(Records contained in a dataset)

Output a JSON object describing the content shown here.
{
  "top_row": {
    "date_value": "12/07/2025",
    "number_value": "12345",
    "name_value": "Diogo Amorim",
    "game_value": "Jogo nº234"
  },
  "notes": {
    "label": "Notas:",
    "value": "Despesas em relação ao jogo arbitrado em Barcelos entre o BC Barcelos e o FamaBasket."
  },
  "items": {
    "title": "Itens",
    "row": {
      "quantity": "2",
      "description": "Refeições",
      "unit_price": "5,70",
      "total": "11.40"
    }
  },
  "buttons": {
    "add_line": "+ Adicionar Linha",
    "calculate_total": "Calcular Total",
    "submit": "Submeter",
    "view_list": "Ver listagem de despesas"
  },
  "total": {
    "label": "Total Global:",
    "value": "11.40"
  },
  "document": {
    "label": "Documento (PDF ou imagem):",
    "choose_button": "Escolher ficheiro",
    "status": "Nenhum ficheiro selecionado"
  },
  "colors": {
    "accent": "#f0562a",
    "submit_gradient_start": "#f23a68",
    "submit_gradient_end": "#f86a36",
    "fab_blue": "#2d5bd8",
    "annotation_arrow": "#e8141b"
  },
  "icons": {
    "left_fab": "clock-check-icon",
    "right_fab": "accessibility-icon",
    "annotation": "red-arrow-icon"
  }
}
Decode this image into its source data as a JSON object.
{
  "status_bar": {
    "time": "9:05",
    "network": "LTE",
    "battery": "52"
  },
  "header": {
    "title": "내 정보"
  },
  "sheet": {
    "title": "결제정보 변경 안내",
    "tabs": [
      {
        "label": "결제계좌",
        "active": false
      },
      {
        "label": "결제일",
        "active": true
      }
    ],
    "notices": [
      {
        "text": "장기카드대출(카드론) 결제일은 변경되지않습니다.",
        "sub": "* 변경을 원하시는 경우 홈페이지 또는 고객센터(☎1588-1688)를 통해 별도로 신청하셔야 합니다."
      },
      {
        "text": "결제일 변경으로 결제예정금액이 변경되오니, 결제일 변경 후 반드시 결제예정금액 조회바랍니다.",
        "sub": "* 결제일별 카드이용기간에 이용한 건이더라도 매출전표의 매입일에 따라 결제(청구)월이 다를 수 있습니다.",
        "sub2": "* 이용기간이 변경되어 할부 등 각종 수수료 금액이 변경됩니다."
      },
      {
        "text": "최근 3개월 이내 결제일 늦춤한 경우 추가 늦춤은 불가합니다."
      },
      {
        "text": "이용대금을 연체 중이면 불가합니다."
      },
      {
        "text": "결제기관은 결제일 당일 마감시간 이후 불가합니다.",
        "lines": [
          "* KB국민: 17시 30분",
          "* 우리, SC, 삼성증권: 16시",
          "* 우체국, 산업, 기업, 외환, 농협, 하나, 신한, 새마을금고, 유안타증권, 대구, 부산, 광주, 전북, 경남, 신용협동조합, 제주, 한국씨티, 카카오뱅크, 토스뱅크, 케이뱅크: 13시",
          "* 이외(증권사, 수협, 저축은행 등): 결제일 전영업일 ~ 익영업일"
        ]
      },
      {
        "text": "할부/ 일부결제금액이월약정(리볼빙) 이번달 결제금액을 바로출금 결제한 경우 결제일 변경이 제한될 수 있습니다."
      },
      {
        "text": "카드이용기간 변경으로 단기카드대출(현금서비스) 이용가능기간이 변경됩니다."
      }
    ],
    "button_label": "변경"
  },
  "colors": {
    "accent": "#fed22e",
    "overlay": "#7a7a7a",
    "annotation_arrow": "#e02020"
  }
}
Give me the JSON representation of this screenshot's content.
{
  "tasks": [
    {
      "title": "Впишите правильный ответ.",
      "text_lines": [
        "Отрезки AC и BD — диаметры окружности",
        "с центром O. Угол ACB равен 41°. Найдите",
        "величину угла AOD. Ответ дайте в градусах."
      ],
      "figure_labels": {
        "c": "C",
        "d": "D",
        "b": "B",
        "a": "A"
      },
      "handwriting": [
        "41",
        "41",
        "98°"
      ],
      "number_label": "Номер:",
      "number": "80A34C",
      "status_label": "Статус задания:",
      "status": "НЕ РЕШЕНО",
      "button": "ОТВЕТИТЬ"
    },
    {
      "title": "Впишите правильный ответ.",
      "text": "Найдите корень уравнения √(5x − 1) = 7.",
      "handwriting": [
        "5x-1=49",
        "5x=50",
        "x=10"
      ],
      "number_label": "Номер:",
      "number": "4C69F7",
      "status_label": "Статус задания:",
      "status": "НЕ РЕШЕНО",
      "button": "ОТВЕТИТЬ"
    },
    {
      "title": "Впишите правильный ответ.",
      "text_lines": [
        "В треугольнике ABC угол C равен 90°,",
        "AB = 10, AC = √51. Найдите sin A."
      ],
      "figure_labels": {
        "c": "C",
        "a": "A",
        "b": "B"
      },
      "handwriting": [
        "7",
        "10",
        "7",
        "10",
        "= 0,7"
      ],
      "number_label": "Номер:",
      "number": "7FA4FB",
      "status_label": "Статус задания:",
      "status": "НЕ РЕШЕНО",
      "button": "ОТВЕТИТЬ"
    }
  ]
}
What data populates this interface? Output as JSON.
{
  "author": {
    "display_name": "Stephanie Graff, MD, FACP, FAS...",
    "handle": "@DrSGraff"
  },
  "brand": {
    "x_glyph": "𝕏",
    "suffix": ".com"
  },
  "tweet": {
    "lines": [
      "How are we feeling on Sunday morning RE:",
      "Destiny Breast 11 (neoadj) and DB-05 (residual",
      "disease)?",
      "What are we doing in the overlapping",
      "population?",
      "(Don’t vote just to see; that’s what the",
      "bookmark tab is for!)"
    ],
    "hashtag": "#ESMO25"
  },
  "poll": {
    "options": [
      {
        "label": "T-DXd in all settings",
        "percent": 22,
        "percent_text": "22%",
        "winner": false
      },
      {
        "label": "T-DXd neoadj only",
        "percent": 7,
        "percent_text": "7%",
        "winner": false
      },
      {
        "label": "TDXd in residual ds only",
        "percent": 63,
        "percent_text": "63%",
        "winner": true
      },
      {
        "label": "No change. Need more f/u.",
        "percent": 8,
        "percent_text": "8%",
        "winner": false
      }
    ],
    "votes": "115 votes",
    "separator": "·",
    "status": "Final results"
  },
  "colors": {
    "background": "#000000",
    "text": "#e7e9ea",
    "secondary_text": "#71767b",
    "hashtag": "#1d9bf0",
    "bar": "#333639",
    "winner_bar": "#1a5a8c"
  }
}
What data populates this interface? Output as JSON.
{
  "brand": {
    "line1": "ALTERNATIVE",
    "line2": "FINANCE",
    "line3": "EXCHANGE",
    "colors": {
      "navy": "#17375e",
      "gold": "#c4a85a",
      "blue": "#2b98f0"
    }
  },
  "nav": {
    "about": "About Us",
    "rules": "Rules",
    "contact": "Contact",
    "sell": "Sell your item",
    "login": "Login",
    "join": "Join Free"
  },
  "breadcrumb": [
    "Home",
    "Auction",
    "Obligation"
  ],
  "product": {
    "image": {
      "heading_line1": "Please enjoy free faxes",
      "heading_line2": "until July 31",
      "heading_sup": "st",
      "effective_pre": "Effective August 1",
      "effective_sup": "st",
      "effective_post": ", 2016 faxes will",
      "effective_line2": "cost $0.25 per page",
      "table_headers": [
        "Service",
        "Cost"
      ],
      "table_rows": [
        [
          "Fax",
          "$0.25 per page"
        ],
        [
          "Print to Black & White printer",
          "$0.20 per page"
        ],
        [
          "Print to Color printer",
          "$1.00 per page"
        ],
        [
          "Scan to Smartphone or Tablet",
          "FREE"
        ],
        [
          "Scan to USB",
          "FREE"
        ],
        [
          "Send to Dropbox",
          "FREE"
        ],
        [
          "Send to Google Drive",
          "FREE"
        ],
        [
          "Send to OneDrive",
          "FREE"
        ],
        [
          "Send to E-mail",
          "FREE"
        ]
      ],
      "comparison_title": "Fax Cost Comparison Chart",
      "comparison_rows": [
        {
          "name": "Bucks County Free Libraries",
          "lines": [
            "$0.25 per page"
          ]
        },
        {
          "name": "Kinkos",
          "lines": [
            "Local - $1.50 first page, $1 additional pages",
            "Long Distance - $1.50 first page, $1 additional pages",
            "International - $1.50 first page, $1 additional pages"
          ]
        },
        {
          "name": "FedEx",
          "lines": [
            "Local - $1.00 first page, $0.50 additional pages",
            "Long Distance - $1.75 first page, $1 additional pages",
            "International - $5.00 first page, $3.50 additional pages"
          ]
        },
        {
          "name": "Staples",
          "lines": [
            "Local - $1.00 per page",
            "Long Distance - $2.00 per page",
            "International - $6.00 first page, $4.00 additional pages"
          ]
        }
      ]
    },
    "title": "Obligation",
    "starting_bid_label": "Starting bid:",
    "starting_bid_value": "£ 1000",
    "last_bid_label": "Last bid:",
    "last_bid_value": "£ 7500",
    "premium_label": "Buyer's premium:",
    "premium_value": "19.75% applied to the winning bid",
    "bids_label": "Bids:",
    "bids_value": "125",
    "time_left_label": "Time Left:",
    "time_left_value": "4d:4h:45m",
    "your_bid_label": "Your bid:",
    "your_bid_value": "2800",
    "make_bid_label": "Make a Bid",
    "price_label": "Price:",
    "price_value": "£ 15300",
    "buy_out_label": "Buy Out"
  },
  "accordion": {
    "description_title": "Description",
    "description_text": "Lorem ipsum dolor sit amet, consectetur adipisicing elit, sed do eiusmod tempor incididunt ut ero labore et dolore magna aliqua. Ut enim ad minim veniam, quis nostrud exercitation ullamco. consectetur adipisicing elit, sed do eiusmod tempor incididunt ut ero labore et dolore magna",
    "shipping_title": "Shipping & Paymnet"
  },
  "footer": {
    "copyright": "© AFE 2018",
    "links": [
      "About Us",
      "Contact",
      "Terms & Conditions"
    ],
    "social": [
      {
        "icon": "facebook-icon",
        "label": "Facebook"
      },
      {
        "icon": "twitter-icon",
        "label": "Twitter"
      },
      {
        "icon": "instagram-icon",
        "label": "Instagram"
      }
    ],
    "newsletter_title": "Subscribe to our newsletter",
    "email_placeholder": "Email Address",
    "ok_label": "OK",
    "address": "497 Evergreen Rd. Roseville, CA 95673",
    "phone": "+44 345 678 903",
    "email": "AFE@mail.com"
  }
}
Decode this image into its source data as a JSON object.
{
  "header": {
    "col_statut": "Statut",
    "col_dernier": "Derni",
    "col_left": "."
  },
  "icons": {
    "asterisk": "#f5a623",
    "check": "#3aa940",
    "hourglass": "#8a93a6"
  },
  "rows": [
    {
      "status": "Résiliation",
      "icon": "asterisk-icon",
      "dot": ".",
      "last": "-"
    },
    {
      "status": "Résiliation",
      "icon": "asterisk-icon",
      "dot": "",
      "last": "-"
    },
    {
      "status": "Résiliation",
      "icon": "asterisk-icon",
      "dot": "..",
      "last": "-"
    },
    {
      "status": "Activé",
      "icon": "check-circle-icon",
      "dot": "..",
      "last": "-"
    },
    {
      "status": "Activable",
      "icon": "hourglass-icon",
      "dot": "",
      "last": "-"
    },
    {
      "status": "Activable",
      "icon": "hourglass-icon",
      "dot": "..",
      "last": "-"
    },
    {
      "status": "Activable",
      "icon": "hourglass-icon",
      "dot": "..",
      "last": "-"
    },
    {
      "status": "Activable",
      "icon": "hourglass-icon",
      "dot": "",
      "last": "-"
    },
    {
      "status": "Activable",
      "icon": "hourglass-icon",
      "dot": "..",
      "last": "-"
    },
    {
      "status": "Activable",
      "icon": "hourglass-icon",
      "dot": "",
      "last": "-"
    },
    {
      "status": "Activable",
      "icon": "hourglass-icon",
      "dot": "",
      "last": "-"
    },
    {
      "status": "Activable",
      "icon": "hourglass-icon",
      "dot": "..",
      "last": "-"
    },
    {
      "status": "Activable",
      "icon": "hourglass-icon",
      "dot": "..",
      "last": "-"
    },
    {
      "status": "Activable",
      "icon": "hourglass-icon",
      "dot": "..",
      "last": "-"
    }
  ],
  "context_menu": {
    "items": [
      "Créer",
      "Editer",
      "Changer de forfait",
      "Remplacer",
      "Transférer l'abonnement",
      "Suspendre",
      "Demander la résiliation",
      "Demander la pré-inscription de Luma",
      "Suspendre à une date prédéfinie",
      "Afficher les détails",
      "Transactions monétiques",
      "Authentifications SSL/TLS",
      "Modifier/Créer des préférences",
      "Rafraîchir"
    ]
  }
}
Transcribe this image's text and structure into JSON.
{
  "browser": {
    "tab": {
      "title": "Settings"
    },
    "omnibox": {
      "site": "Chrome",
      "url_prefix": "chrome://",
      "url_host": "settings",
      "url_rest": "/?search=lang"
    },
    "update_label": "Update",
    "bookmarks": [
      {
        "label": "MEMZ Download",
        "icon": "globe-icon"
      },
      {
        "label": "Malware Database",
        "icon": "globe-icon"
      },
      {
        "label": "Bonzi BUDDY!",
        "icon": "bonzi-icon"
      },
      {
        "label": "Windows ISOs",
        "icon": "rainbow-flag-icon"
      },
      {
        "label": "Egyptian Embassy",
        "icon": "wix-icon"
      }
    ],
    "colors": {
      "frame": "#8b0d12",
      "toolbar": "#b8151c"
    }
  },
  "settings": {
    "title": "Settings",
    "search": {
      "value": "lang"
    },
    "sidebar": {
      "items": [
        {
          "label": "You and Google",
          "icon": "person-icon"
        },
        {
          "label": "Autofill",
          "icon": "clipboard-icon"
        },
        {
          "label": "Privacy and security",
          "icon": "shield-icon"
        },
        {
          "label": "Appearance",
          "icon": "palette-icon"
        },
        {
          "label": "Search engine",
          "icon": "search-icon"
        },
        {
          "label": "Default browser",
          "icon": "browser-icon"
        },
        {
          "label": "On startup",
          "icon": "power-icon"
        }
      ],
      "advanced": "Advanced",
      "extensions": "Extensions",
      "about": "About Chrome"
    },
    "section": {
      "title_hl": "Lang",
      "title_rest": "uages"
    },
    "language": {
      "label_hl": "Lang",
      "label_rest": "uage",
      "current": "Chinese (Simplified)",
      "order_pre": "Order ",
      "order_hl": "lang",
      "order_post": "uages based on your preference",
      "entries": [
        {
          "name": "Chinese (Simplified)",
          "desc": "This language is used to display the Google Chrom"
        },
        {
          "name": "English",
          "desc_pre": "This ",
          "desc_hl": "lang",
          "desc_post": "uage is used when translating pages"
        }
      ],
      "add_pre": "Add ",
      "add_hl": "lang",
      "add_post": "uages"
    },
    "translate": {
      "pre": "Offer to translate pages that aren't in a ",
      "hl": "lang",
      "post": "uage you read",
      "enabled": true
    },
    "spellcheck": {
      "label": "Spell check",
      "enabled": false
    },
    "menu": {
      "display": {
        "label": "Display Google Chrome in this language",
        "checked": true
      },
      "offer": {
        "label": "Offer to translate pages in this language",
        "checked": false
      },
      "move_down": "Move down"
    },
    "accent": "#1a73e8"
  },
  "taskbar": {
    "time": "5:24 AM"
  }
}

> _Task objective_:
Count the lines that include the word "Print" and state the result as a bare number.

> _Result_:
2